_EXERCISE DESCRIPTION_
Copy out every record below with complete accuracy.

——

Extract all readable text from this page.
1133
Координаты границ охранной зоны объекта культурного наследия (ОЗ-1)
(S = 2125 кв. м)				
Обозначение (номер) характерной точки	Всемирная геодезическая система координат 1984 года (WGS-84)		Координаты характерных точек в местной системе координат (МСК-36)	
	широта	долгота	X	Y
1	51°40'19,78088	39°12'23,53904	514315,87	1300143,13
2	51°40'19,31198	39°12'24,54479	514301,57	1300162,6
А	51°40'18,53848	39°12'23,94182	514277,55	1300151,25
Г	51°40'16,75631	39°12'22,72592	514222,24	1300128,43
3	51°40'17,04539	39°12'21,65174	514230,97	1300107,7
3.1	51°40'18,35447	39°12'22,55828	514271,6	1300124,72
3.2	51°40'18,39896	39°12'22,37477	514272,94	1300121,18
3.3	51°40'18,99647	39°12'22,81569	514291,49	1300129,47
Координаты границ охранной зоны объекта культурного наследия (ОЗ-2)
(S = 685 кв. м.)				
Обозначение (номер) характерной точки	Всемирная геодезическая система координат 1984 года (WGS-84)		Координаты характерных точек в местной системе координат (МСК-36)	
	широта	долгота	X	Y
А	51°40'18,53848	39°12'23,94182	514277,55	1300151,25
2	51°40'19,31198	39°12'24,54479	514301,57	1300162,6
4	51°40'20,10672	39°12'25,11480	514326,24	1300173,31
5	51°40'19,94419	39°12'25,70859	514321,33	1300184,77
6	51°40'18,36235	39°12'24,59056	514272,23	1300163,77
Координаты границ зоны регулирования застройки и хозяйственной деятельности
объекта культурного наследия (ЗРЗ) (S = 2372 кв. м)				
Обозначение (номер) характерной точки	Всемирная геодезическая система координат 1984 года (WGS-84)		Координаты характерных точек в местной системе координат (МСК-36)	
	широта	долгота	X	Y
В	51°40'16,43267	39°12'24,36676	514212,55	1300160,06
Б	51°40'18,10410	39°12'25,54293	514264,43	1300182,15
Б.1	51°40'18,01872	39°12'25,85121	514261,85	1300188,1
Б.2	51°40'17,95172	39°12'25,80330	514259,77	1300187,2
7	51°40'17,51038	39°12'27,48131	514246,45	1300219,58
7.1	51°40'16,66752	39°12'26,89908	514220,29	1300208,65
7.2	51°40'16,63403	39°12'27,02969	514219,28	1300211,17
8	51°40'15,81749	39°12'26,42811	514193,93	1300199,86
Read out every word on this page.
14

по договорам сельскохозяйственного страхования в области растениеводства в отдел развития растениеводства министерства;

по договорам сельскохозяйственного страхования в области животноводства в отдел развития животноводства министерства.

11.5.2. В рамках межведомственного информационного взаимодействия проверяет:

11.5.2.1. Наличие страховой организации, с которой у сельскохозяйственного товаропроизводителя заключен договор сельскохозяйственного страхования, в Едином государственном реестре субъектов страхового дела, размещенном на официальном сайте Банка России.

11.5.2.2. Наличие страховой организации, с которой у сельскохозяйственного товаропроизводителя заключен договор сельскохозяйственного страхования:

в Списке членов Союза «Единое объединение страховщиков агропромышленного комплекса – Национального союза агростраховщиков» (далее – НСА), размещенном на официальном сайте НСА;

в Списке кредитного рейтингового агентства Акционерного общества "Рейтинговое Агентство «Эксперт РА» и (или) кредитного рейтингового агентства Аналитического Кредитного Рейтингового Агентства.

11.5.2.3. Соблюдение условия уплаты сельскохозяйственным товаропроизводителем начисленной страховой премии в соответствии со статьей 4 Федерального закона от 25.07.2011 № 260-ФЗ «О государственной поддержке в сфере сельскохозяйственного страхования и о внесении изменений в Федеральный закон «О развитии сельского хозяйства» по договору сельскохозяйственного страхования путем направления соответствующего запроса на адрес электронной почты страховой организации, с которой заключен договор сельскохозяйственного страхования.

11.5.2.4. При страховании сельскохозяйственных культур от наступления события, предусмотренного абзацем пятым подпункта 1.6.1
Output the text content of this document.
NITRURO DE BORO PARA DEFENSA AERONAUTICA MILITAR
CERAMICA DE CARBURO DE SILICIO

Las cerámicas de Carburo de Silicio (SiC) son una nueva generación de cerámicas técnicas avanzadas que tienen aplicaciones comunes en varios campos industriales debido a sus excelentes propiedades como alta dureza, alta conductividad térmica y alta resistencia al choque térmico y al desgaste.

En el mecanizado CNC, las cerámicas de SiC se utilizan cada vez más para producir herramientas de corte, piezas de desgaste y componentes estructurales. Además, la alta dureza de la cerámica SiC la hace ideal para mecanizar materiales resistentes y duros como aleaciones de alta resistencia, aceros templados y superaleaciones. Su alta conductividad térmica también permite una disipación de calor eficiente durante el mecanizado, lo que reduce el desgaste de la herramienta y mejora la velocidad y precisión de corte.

——

_COMPLETE ANSWER_
Extract all readable text from this page.
1133
Координаты границ охранной зоны объекта культурного наследия (ОЗ-1)
(S = 2125 кв. м)				
Обозначение (номер) характерной точки	Всемирная геодезическая система координат 1984 года (WGS-84)		Координаты характерных точек в местной системе координат (МСК-36)	
	широта	долгота	X	Y
1	51°40'19,78088	39°12'23,53904	514315,87	1300143,13
2	51°40'19,31198	39°12'24,54479	514301,57	1300162,6
А	51°40'18,53848	39°12'23,94182	514277,55	1300151,25
Г	51°40'16,75631	39°12'22,72592	514222,24	1300128,43
3	51°40'17,04539	39°12'21,65174	514230,97	1300107,7
3.1	51°40'18,35447	39°12'22,55828	514271,6	1300124,72
3.2	51°40'18,39896	39°12'22,37477	514272,94	1300121,18
3.3	51°40'18,99647	39°12'22,81569	514291,49	1300129,47
Координаты границ охранной зоны объекта культурного наследия (ОЗ-2)
(S = 685 кв. м.)				
Обозначение (номер) характерной точки	Всемирная геодезическая система координат 1984 года (WGS-84)		Координаты характерных точек в местной системе координат (МСК-36)	
	широта	долгота	X	Y
А	51°40'18,53848	39°12'23,94182	514277,55	1300151,25
2	51°40'19,31198	39°12'24,54479	514301,57	1300162,6
4	51°40'20,10672	39°12'25,11480	514326,24	1300173,31
5	51°40'19,94419	39°12'25,70859	514321,33	1300184,77
6	51°40'18,36235	39°12'24,59056	514272,23	1300163,77
Координаты границ зоны регулирования застройки и хозяйственной деятельности
объекта культурного наследия (ЗРЗ) (S = 2372 кв. м)				
Обозначение (номер) характерной точки	Всемирная геодезическая система координат 1984 года (WGS-84)		Координаты характерных точек в местной системе координат (МСК-36)	
	широта	долгота	X	Y
В	51°40'16,43267	39°12'24,36676	514212,55	1300160,06
Б	51°40'18,10410	39°12'25,54293	514264,43	1300182,15
Б.1	51°40'18,01872	39°12'25,85121	514261,85	1300188,1
Б.2	51°40'17,95172	39°12'25,80330	514259,77	1300187,2
7	51°40'17,51038	39°12'27,48131	514246,45	1300219,58
7.1	51°40'16,66752	39°12'26,89908	514220,29	1300208,65
7.2	51°40'16,63403	39°12'27,02969	514219,28	1300211,17
8	51°40'15,81749	39°12'26,42811	514193,93	1300199,86
Read out every word on this page.
14

по договорам сельскохозяйственного страхования в области растениеводства в отдел развития растениеводства министерства;

по договорам сельскохозяйственного страхования в области животноводства в отдел развития животноводства министерства.

11.5.2. В рамках межведомственного информационного взаимодействия проверяет:

11.5.2.1. Наличие страховой организации, с которой у сельскохозяйственного товаропроизводителя заключен договор сельскохозяйственного страхования, в Едином государственном реестре субъектов страхового дела, размещенном на официальном сайте Банка России.

11.5.2.2. Наличие страховой организации, с которой у сельскохозяйственного товаропроизводителя заключен договор сельскохозяйственного страхования:

в Списке членов Союза «Единое объединение страховщиков агропромышленного комплекса – Национального союза агростраховщиков» (далее – НСА), размещенном на официальном сайте НСА;

в Списке кредитного рейтингового агентства Акционерного общества "Рейтинговое Агентство «Эксперт РА» и (или) кредитного рейтингового агентства Аналитического Кредитного Рейтингового Агентства.

11.5.2.3. Соблюдение условия уплаты сельскохозяйственным товаропроизводителем начисленной страховой премии в соответствии со статьей 4 Федерального закона от 25.07.2011 № 260-ФЗ «О государственной поддержке в сфере сельскохозяйственного страхования и о внесении изменений в Федеральный закон «О развитии сельского хозяйства» по договору сельскохозяйственного страхования путем направления соответствующего запроса на адрес электронной почты страховой организации, с которой заключен договор сельскохозяйственного страхования.

11.5.2.4. При страховании сельскохозяйственных культур от наступления события, предусмотренного абзацем пятым подпункта 1.6.1
Output the text content of this document.
NITRURO DE BORO PARA DEFENSA AERONAUTICA MILITAR
CERAMICA DE CARBURO DE SILICIO

Las cerámicas de Carburo de Silicio (SiC) son una nueva generación de cerámicas técnicas avanzadas que tienen aplicaciones comunes en varios campos industriales debido a sus excelentes propiedades como alta dureza, alta conductividad térmica y alta resistencia al choque térmico y al desgaste.

En el mecanizado CNC, las cerámicas de SiC se utilizan cada vez más para producir herramientas de corte, piezas de desgaste y componentes estructurales. Además, la alta dureza de la cerámica SiC la hace ideal para mecanizar materiales resistentes y duros como aleaciones de alta resistencia, aceros templados y superaleaciones. Su alta conductividad térmica también permite una disipación de calor eficiente durante el mecanizado, lo que reduce el desgaste de la herramienta y mejora la velocidad y precisión de corte.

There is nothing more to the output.